[A run of rows]

-*-

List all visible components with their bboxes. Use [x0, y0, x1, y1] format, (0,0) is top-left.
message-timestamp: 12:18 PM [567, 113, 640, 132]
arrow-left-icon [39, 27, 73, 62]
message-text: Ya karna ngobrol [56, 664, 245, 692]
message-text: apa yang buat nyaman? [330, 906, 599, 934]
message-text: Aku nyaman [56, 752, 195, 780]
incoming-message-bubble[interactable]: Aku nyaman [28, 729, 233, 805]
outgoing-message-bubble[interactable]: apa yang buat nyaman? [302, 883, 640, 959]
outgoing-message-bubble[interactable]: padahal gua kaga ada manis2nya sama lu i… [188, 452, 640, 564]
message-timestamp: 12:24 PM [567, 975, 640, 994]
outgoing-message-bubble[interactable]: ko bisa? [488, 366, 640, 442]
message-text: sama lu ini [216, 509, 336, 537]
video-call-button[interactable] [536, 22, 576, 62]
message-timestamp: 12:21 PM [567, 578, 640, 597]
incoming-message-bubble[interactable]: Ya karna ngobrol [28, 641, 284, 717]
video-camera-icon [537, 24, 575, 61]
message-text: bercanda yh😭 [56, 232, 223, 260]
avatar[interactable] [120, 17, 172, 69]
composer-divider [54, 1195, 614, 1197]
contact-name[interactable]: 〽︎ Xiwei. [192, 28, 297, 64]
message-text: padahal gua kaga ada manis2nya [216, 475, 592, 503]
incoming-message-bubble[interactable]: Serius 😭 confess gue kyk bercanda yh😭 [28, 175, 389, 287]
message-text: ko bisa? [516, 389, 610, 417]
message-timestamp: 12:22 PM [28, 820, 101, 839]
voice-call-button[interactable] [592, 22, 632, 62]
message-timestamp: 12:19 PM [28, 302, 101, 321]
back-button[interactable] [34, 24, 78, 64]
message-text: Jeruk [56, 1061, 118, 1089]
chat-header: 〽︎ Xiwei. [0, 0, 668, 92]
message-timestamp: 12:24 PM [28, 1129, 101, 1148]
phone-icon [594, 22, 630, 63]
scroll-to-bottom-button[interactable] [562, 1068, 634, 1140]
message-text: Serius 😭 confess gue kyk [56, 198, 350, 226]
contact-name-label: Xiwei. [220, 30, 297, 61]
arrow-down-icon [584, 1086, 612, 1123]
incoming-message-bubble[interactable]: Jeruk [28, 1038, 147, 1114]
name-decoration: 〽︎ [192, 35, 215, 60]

-*-

## Directions for this task:
Please copy every row above, line for line, without changing a single character.

## Exercise result:
List all visible components with their bboxes. Use [x0, y0, x1, y1] format, (0,0) is top-left.
message-timestamp: 12:18 PM [567, 113, 640, 132]
arrow-left-icon [39, 27, 73, 62]
message-text: Ya karna ngobrol [56, 664, 245, 692]
message-text: apa yang buat nyaman? [330, 906, 599, 934]
message-text: Aku nyaman [56, 752, 195, 780]
incoming-message-bubble[interactable]: Aku nyaman [28, 729, 233, 805]
outgoing-message-bubble[interactable]: apa yang buat nyaman? [302, 883, 640, 959]
outgoing-message-bubble[interactable]: padahal gua kaga ada manis2nya sama lu i… [188, 452, 640, 564]
message-timestamp: 12:24 PM [567, 975, 640, 994]
outgoing-message-bubble[interactable]: ko bisa? [488, 366, 640, 442]
message-text: sama lu ini [216, 509, 336, 537]
video-call-button[interactable] [536, 22, 576, 62]
message-timestamp: 12:21 PM [567, 578, 640, 597]
incoming-message-bubble[interactable]: Ya karna ngobrol [28, 641, 284, 717]
video-camera-icon [537, 24, 575, 61]
message-text: bercanda yh😭 [56, 232, 223, 260]
avatar[interactable] [120, 17, 172, 69]
composer-divider [54, 1195, 614, 1197]
contact-name[interactable]: 〽︎ Xiwei. [192, 28, 297, 64]
message-text: padahal gua kaga ada manis2nya [216, 475, 592, 503]
incoming-message-bubble[interactable]: Serius 😭 confess gue kyk bercanda yh😭 [28, 175, 389, 287]
message-text: ko bisa? [516, 389, 610, 417]
message-timestamp: 12:22 PM [28, 820, 101, 839]
voice-call-button[interactable] [592, 22, 632, 62]
message-timestamp: 12:19 PM [28, 302, 101, 321]
back-button[interactable] [34, 24, 78, 64]
message-text: Jeruk [56, 1061, 118, 1089]
chat-header: 〽︎ Xiwei. [0, 0, 668, 92]
message-timestamp: 12:24 PM [28, 1129, 101, 1148]
phone-icon [594, 22, 630, 63]
scroll-to-bottom-button[interactable] [562, 1068, 634, 1140]
message-text: Serius 😭 confess gue kyk [56, 198, 350, 226]
contact-name-label: Xiwei. [220, 30, 297, 61]
arrow-down-icon [584, 1086, 612, 1123]
incoming-message-bubble[interactable]: Jeruk [28, 1038, 147, 1114]
name-decoration: 〽︎ [192, 35, 215, 60]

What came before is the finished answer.